(TASK STATEMENT): Pick out all lines of the entries that include the word "图从左到右" and copy them.

(SUPPLIED MATERIAL):
┄┄┄┄┄┄┄┄┄┄
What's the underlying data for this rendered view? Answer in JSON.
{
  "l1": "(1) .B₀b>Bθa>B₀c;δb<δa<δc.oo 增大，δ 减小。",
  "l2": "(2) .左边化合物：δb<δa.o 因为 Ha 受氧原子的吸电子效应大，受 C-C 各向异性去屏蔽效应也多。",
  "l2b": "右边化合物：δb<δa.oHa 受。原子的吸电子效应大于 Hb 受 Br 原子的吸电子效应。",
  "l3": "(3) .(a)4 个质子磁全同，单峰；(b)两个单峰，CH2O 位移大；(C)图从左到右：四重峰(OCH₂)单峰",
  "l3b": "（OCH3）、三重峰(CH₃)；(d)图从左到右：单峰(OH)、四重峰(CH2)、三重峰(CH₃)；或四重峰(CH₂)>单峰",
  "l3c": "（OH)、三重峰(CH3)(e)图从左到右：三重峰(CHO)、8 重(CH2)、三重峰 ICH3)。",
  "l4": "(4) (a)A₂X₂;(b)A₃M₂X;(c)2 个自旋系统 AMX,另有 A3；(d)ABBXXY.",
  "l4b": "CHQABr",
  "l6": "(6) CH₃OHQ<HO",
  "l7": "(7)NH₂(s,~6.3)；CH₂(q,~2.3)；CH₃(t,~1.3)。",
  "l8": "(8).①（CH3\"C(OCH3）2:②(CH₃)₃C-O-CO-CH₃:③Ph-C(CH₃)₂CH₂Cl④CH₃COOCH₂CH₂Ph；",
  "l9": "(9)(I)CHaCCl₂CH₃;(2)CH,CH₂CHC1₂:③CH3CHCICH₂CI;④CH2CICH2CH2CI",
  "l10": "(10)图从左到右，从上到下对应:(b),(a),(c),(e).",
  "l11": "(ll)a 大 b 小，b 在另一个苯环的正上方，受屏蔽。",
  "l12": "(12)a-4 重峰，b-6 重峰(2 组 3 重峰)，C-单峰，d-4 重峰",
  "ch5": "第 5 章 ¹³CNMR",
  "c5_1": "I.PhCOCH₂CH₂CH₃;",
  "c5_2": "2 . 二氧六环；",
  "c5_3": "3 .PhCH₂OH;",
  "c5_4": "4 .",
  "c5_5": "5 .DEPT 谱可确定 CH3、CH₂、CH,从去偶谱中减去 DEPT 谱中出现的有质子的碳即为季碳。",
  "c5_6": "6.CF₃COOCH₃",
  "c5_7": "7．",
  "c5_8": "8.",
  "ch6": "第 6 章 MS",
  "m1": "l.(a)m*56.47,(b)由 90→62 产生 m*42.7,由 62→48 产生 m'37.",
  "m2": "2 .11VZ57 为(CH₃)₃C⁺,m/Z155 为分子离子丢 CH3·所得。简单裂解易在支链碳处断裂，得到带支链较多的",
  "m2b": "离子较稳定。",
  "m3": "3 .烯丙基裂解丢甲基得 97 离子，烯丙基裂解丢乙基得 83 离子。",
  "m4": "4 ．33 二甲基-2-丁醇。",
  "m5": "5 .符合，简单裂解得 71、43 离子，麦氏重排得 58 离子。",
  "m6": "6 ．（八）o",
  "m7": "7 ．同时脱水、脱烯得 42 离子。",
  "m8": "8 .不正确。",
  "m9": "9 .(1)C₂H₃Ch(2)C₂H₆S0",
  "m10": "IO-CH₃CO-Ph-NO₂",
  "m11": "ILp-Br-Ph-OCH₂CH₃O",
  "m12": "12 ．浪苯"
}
┄┄┄┄┄┄┄┄┄┄
(PROBLEM SOLUTION):
  "l3": "(3) .(a)4 个质子磁全同，单峰；(b)两个单峰，CH2O 位移大；(C)图从左到右：四重峰(OCH₂)单峰",
  "l3b": "（OCH3）、三重峰(CH₃)；(d)图从左到右：单峰(OH)、四重峰(CH2)、三重峰(CH₃)；或四重峰(CH₂)>单峰",
  "l3c": "（OH)、三重峰(CH3)(e)图从左到右：三重峰(CHO)、8 重(CH2)、三重峰 ICH3)。",
  "l10": "(10)图从左到右，从上到下对应:(b),(a),(c),(e).",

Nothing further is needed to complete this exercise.